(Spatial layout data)

* * * * * * *

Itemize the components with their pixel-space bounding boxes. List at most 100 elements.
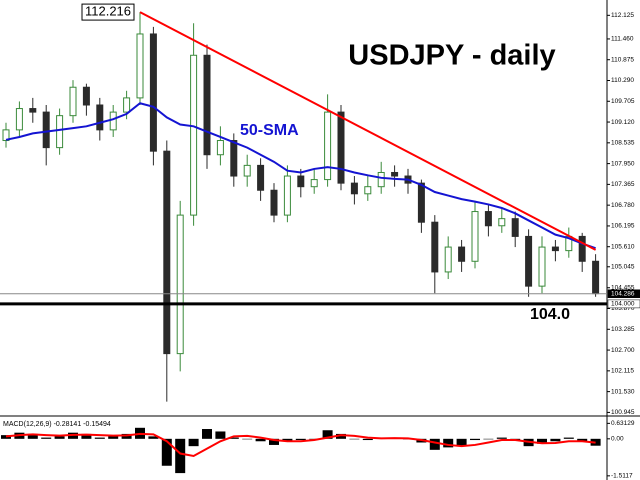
- candle-body: [2, 129, 10, 142]
- candle-body: [551, 246, 559, 252]
- candle-body: [230, 140, 238, 177]
- candle-body: [270, 189, 278, 216]
- macd-bar: [282, 438, 293, 442]
- annotation-box: [81, 3, 135, 21]
- macd-bar: [255, 438, 266, 442]
- macd-bar: [456, 438, 467, 447]
- candle-body: [417, 182, 425, 223]
- candle-body: [283, 175, 291, 216]
- y-tick-label: -1.5117: [611, 473, 633, 480]
- candle-body: [498, 218, 506, 227]
- macd-bar: [322, 430, 333, 439]
- y-tick-label: 111.460: [611, 36, 634, 43]
- candle-body: [391, 171, 399, 177]
- macd-bar: [537, 438, 547, 444]
- candle-body: [96, 104, 104, 131]
- candle-body: [29, 108, 37, 113]
- macd-bar: [54, 436, 65, 439]
- y-tick-label: 106.780: [611, 202, 635, 209]
- macd-bar: [470, 438, 480, 441]
- candle-body: [136, 33, 144, 99]
- candle-body: [337, 111, 345, 184]
- candle-body: [69, 86, 77, 117]
- y-tick-label: 105.045: [611, 263, 635, 270]
- y-tick-label: 110.290: [611, 77, 634, 84]
- macd-label: MACD(12,26,9) -0.28141 -0.15494: [3, 421, 111, 428]
- y-tick-label: 112.125: [611, 12, 634, 19]
- candle-body: [190, 54, 198, 216]
- price-label-box: [607, 299, 640, 309]
- candle-body: [525, 235, 533, 287]
- y-tick-label: 109.705: [611, 98, 635, 105]
- candle-body: [123, 97, 131, 113]
- macd-bar: [336, 433, 346, 439]
- macd-bar: [228, 437, 239, 439]
- macd-bar: [161, 438, 172, 466]
- macd-bar: [429, 438, 440, 450]
- candle-body: [56, 115, 64, 149]
- macd-bar: [577, 438, 588, 442]
- y-tick-label: 103.285: [611, 326, 635, 333]
- candle-body: [592, 260, 600, 295]
- macd-bar: [188, 438, 199, 447]
- macd-bar: [496, 437, 507, 439]
- macd-bar: [81, 433, 92, 439]
- candle-body: [257, 164, 265, 191]
- price-label: 104.286: [611, 290, 635, 297]
- macd-bar: [362, 438, 373, 441]
- macd-bar: [483, 438, 494, 440]
- overlay-label: 50-SMA: [240, 122, 299, 139]
- candle-body: [203, 54, 211, 156]
- macd-bar: [550, 438, 561, 442]
- y-tick-label: 110.875: [611, 56, 634, 63]
- candle-body: [176, 214, 184, 355]
- macd-bar: [215, 431, 226, 439]
- candle-body: [471, 211, 479, 262]
- macd-bar: [349, 438, 360, 440]
- candle-body: [310, 179, 318, 188]
- candle-body: [511, 218, 519, 237]
- trendline: [139, 11, 597, 251]
- macd-bar: [1, 435, 11, 439]
- candle-body: [243, 164, 251, 177]
- y-tick-label: 104.455: [611, 284, 635, 291]
- candle-body: [109, 111, 117, 131]
- candle-body: [15, 108, 23, 131]
- annotation-label: 112.216: [85, 4, 131, 19]
- macd-bar: [295, 438, 306, 441]
- candle-body: [149, 33, 157, 152]
- macd-bar: [108, 436, 119, 439]
- candle-body: [324, 111, 332, 181]
- macd-bar: [41, 437, 52, 439]
- macd-bar: [175, 438, 186, 474]
- candle-body: [431, 221, 439, 273]
- y-tick-label: 101.530: [611, 388, 635, 395]
- y-tick-label: 106.195: [611, 223, 635, 230]
- macd-bar: [242, 438, 253, 440]
- y-tick-label: 0.63129: [611, 420, 635, 427]
- macd-bar: [94, 437, 105, 439]
- y-tick-label: 107.950: [611, 160, 635, 167]
- macd-bar: [202, 429, 212, 439]
- y-tick-label: 108.535: [611, 140, 635, 147]
- y-tick-label: 103.870: [611, 305, 635, 312]
- y-tick-label: 109.120: [611, 119, 635, 126]
- candle-body: [350, 182, 358, 195]
- candle-body: [458, 246, 466, 262]
- candle-body: [364, 186, 372, 195]
- candle-body: [444, 246, 452, 273]
- y-tick-label: 0.00: [611, 436, 624, 443]
- macd-bar: [443, 438, 454, 448]
- macd-bar: [27, 433, 38, 439]
- sma-line: [5, 102, 596, 250]
- chart-title: USDJPY - daily: [348, 40, 555, 72]
- y-tick-label: 102.700: [611, 347, 635, 354]
- price-label-box: [607, 289, 640, 298]
- price-label: 104.000: [611, 301, 635, 308]
- candle-body: [538, 246, 546, 287]
- signal-line: [5, 432, 596, 458]
- candle-body: [377, 171, 385, 188]
- macd-bar: [148, 436, 159, 439]
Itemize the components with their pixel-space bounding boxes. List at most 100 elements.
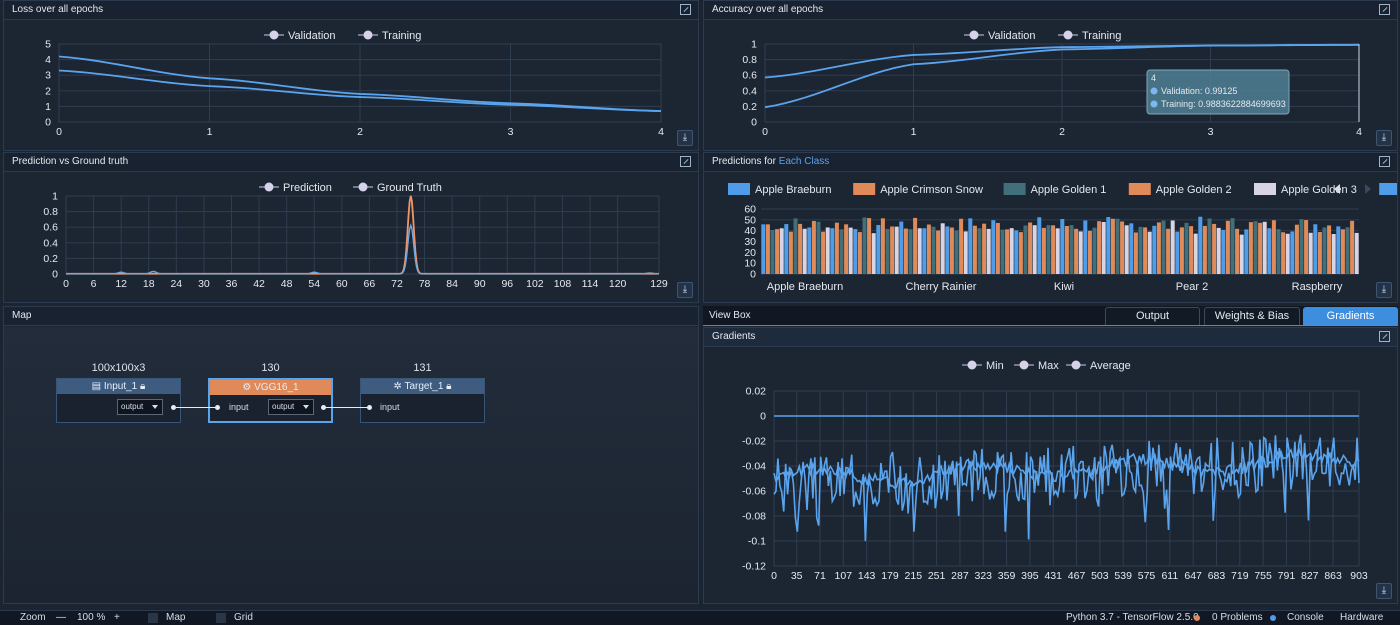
x-tick-label: Cherry Rainier — [906, 281, 977, 293]
gradients-panel-title: Gradients — [704, 328, 1397, 347]
legend-label: Validation — [988, 30, 1036, 42]
prediction-chart: Prediction Ground Truth 0 0.2 0.4 0.6 0.8 1 0 6 12… — [43, 182, 668, 290]
bar — [1221, 229, 1226, 274]
bar — [1285, 233, 1290, 274]
bar — [977, 228, 982, 274]
x-tick-label: 359 — [998, 570, 1016, 582]
output-select[interactable]: output — [268, 399, 314, 415]
legend-label: Average — [1090, 360, 1131, 372]
tab-gradients[interactable]: Gradients — [1303, 307, 1398, 325]
problems-button[interactable]: 0 Problems — [1212, 612, 1263, 623]
legend-swatch — [1128, 183, 1151, 195]
legend-label: Training — [1082, 30, 1121, 42]
bar — [1239, 234, 1244, 274]
bar — [1124, 225, 1129, 274]
bar — [830, 228, 835, 274]
bar — [1018, 232, 1023, 274]
bar — [1028, 222, 1033, 274]
x-tick-label: 30 — [198, 278, 210, 290]
download-icon[interactable]: ⤓ — [677, 282, 693, 298]
expand-icon[interactable] — [680, 4, 691, 15]
output-port[interactable] — [321, 405, 326, 410]
node-vgg16[interactable]: ⚙ VGG16_1 — [208, 378, 333, 423]
download-icon[interactable]: ⤓ — [1376, 282, 1392, 298]
bar — [1340, 229, 1345, 274]
x-tick-label: 71 — [814, 570, 826, 582]
tab-output[interactable]: Output — [1105, 307, 1200, 325]
grid-toggle-checkbox[interactable] — [216, 613, 226, 623]
zoom-label: Zoom — [20, 612, 46, 623]
input-port-label: input — [380, 402, 400, 412]
legend-swatch — [1003, 183, 1026, 195]
bar — [1267, 228, 1272, 274]
connection-line — [326, 407, 368, 408]
node-dim-label: 100x100x3 — [91, 362, 146, 374]
x-tick-label: 539 — [1114, 570, 1132, 582]
download-icon[interactable]: ⤓ — [677, 130, 693, 146]
node-dim-label: 130 — [261, 362, 280, 374]
input-port[interactable] — [367, 405, 372, 410]
bar — [1092, 227, 1097, 274]
zoom-value[interactable]: 100 % — [77, 612, 106, 623]
expand-icon[interactable] — [680, 156, 691, 167]
bar — [1235, 228, 1240, 274]
x-tick-label: 102 — [526, 278, 544, 290]
map-panel-title: Map — [4, 307, 698, 326]
map-toggle-checkbox[interactable] — [148, 613, 158, 623]
y-tick-label: 0.4 — [43, 237, 58, 249]
series-line-average — [773, 445, 1360, 489]
expand-icon[interactable] — [1379, 156, 1390, 167]
bar — [894, 226, 899, 274]
output-select[interactable]: output — [117, 399, 163, 415]
bar — [1212, 223, 1217, 274]
bar — [940, 223, 945, 274]
legend-marker — [269, 30, 279, 40]
bar — [862, 217, 867, 274]
x-tick-label: 48 — [281, 278, 293, 290]
download-icon[interactable]: ⤓ — [1376, 130, 1392, 146]
bar — [1175, 231, 1180, 274]
bar — [931, 226, 936, 274]
x-tick-label: 0 — [762, 126, 768, 138]
bar — [991, 220, 996, 274]
legend-marker — [1063, 30, 1073, 40]
x-tick-label: 6 — [91, 278, 97, 290]
legend-marker — [1071, 360, 1081, 370]
map-canvas[interactable]: 100x100x3 130 131 ▤ Input_1 🔒︎ ⚙ VGG16_1… — [4, 327, 698, 603]
zoom-in-button[interactable]: + — [114, 612, 120, 623]
bar — [1110, 218, 1115, 274]
console-button[interactable]: Console — [1287, 612, 1324, 623]
output-port[interactable] — [171, 405, 176, 410]
input-port[interactable] — [215, 405, 220, 410]
x-tick-label: 78 — [419, 278, 431, 290]
bar — [1276, 229, 1281, 274]
bar — [1115, 218, 1120, 274]
zoom-out-button[interactable]: — — [56, 612, 66, 623]
x-tick-label: 108 — [554, 278, 572, 290]
x-tick-label: 1 — [207, 126, 213, 138]
bar — [1345, 227, 1350, 274]
node-target[interactable]: ✲ Target_1 🔒︎ — [360, 378, 485, 423]
x-tick-label: 755 — [1254, 570, 1272, 582]
bar — [1055, 228, 1060, 274]
expand-icon[interactable] — [1379, 4, 1390, 15]
node-title: VGG16_1 — [254, 382, 299, 393]
bar — [972, 225, 977, 274]
bar — [775, 229, 780, 274]
bar — [1143, 227, 1148, 274]
legend-label: Max — [1038, 360, 1059, 372]
y-tick-label: 1 — [45, 101, 51, 113]
hardware-button[interactable]: Hardware — [1340, 612, 1384, 623]
bar — [871, 233, 876, 274]
bar — [770, 229, 775, 274]
bar — [853, 229, 858, 274]
x-tick-label: 251 — [928, 570, 946, 582]
x-tick-label: 683 — [1208, 570, 1226, 582]
expand-icon[interactable] — [1379, 331, 1390, 342]
bar — [825, 227, 830, 274]
bar — [1258, 222, 1263, 274]
y-tick-label: -0.1 — [748, 536, 766, 548]
legend-label: Ground Truth — [377, 182, 442, 194]
download-icon[interactable]: ⤓ — [1376, 583, 1392, 599]
tab-weights-bias[interactable]: Weights & Bias — [1204, 307, 1300, 325]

* * * * * * *

WHAT IS BEING ASKED: Replace "macd-bar" with "macd-column" throughout the stretch from the line containing "- candle-body: [2, 129, 10, 142]" through the line containing "- candle-body: [417, 182, 425, 223]", and write out only those lines with nothing else altered.

ANSWER BELOW:
- candle-body: [2, 129, 10, 142]
- candle-body: [551, 246, 559, 252]
- candle-body: [230, 140, 238, 177]
- candle-body: [270, 189, 278, 216]
- macd-column: [282, 438, 293, 442]
- annotation-box: [81, 3, 135, 21]
- macd-column: [255, 438, 266, 442]
- macd-column: [456, 438, 467, 447]
- candle-body: [417, 182, 425, 223]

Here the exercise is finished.